==== INPUT ROWS ====

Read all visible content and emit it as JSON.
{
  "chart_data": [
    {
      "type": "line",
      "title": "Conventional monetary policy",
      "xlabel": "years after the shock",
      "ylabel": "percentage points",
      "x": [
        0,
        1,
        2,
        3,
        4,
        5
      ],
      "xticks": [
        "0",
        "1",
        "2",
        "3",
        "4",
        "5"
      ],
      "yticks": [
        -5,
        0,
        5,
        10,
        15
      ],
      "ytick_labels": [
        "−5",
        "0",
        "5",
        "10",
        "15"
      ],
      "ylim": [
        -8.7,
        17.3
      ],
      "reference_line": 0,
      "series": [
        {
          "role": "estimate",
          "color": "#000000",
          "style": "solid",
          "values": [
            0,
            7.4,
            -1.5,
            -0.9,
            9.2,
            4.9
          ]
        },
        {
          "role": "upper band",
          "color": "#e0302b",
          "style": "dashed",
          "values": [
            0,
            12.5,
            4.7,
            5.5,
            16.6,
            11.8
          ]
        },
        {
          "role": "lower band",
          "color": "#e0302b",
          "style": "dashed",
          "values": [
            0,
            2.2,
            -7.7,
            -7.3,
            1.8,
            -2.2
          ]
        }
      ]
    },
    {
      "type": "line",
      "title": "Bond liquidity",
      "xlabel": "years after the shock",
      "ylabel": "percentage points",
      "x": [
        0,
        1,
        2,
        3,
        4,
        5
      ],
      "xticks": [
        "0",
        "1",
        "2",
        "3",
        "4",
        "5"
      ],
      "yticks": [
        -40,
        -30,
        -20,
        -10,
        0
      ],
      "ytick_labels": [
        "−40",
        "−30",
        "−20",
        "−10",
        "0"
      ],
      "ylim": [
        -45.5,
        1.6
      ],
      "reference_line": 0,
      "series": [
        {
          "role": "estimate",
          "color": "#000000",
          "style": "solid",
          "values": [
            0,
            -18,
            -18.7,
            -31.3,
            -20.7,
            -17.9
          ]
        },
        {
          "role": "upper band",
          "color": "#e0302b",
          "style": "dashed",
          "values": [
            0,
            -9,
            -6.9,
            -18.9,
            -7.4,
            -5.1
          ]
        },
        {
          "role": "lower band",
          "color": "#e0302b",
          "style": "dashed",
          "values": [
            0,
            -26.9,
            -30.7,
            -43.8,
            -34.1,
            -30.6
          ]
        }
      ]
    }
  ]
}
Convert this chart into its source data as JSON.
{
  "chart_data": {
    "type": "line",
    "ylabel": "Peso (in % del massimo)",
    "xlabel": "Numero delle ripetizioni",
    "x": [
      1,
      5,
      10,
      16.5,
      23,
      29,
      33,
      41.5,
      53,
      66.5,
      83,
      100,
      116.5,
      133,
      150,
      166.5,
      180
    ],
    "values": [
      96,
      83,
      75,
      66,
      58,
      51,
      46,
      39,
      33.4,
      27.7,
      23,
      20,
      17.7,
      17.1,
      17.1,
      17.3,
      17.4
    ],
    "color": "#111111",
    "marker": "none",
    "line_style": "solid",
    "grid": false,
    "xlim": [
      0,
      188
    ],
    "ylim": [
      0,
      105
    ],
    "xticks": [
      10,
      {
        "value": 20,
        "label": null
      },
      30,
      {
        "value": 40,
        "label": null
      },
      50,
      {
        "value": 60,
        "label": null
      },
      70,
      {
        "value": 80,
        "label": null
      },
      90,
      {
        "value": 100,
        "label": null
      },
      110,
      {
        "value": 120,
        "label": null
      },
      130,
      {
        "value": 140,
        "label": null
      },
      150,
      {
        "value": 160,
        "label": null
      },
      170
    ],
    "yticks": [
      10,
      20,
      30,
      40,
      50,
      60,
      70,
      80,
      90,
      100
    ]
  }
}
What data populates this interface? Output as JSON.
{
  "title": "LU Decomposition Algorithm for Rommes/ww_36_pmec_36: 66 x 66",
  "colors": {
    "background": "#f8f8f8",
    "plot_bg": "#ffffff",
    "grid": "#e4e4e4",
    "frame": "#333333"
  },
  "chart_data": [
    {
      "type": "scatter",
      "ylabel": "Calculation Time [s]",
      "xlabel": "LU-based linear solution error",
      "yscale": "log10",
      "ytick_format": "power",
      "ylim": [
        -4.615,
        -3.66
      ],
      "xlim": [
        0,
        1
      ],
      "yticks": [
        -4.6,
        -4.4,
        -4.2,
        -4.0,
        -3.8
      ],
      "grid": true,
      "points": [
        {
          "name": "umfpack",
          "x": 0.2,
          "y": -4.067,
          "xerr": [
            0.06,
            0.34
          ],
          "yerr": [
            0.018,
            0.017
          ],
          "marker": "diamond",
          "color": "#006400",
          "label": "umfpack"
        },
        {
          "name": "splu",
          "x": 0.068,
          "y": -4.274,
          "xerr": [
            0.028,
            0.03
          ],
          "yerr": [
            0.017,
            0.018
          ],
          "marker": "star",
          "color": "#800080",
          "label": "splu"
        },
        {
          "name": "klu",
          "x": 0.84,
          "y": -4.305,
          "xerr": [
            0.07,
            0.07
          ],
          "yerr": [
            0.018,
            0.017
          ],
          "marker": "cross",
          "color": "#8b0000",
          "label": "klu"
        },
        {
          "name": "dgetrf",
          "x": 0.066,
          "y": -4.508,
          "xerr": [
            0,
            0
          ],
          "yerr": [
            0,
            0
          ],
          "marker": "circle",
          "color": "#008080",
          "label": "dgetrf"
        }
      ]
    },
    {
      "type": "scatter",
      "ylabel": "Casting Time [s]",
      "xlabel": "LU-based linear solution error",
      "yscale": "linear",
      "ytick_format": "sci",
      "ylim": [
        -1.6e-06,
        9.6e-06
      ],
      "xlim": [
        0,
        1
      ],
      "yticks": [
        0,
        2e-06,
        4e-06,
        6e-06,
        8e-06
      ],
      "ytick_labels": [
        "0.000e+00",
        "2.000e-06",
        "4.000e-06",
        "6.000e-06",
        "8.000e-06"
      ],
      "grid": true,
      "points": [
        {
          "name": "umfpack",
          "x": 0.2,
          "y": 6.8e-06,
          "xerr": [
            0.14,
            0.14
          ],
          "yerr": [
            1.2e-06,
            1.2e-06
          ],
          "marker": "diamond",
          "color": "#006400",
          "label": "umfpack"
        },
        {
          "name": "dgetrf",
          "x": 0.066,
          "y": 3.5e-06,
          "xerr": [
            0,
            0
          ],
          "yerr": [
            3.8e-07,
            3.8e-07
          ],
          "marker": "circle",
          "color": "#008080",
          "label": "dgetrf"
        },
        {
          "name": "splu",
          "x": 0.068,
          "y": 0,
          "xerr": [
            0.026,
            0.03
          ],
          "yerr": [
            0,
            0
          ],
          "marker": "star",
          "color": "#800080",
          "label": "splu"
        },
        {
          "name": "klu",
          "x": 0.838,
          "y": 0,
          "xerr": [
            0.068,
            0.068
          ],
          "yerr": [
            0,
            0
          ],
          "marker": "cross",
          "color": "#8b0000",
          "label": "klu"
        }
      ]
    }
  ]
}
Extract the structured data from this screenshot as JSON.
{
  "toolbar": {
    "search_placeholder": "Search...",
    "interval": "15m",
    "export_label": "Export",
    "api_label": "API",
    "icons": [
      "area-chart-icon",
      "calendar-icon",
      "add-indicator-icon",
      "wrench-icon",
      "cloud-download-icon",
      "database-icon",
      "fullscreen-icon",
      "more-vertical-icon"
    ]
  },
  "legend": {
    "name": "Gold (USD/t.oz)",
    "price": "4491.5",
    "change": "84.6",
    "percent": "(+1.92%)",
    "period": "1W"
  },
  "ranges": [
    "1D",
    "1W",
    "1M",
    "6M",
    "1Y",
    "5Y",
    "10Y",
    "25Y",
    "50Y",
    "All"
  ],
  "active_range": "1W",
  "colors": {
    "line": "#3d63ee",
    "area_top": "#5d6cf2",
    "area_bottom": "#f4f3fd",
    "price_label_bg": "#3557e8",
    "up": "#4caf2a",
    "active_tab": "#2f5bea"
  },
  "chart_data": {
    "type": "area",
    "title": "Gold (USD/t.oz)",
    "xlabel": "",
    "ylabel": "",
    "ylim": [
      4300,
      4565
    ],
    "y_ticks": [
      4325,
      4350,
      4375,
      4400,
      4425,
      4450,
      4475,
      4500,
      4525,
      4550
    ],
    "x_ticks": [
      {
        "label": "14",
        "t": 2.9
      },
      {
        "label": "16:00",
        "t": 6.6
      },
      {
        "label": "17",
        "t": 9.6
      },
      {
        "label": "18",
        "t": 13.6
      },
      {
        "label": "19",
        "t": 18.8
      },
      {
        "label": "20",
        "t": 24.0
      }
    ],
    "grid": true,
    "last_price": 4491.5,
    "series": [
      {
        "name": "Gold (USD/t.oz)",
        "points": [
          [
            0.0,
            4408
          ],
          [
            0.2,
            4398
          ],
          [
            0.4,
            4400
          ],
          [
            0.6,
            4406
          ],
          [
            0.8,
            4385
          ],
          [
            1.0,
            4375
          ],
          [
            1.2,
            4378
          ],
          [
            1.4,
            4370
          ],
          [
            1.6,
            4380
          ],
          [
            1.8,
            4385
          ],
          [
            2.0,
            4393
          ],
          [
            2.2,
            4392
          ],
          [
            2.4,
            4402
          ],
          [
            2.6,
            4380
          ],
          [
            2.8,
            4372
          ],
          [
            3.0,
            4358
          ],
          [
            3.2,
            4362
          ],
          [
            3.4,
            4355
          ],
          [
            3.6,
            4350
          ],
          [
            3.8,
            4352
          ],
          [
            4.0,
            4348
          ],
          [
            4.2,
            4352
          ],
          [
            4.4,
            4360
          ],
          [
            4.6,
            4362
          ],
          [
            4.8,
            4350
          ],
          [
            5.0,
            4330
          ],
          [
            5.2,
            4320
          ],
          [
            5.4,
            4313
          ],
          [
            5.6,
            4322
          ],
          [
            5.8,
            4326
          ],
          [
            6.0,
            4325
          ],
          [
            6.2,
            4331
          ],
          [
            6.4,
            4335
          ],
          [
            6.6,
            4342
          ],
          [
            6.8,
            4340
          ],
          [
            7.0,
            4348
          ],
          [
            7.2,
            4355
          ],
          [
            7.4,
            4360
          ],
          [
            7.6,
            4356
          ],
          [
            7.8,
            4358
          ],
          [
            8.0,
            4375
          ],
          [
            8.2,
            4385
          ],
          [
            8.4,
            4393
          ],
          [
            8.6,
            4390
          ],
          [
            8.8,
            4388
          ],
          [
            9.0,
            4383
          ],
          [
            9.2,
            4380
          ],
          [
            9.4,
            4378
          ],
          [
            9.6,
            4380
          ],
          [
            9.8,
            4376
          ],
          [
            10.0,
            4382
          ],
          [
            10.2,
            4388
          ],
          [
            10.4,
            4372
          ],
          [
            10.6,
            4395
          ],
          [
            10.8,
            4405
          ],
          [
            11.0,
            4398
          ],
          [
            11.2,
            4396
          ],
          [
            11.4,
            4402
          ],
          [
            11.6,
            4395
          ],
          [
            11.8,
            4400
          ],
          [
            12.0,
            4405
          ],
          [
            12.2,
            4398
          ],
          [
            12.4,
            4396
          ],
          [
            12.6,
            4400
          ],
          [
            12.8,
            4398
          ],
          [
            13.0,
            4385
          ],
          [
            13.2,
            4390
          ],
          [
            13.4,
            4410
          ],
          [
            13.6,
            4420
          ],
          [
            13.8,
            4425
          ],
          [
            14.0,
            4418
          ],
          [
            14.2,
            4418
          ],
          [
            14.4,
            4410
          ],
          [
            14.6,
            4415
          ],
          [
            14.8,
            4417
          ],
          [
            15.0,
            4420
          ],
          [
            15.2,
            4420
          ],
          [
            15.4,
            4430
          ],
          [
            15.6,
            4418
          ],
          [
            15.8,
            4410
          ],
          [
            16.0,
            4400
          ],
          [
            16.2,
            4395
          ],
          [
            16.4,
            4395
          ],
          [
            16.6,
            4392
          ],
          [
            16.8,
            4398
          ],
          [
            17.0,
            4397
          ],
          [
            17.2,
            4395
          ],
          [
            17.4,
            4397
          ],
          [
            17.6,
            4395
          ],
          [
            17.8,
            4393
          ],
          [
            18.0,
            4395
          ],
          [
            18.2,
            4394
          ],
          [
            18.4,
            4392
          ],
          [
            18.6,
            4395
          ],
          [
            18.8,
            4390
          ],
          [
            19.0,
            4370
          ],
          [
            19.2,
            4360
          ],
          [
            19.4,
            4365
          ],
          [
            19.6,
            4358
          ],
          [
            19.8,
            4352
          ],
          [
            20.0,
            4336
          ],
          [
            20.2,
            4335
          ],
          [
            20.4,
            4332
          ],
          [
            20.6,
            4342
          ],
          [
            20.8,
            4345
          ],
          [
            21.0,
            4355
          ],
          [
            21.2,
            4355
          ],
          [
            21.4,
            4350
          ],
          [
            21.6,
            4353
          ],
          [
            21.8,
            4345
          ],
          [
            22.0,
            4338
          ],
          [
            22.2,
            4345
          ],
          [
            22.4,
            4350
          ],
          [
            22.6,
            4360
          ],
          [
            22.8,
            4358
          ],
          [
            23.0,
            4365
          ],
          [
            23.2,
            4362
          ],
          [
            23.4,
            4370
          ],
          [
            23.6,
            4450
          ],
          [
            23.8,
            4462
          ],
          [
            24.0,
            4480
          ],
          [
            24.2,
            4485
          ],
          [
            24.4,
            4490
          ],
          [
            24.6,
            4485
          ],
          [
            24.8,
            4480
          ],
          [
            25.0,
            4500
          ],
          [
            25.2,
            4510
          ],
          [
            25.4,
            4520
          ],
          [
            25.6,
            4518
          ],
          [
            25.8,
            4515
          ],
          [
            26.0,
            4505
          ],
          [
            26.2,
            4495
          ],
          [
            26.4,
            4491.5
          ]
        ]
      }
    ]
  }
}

====

## WORK TO COMPLETE
Copy out all lines above that include the string "ylabel".

## RESPONSE FOR THIS EXERCISE
      "ylabel": "percentage points",
      "ylabel": "percentage points",
    "ylabel": "Peso (in % del massimo)",
      "ylabel": "Calculation Time [s]",
      "ylabel": "Casting Time [s]",
    "ylabel": "",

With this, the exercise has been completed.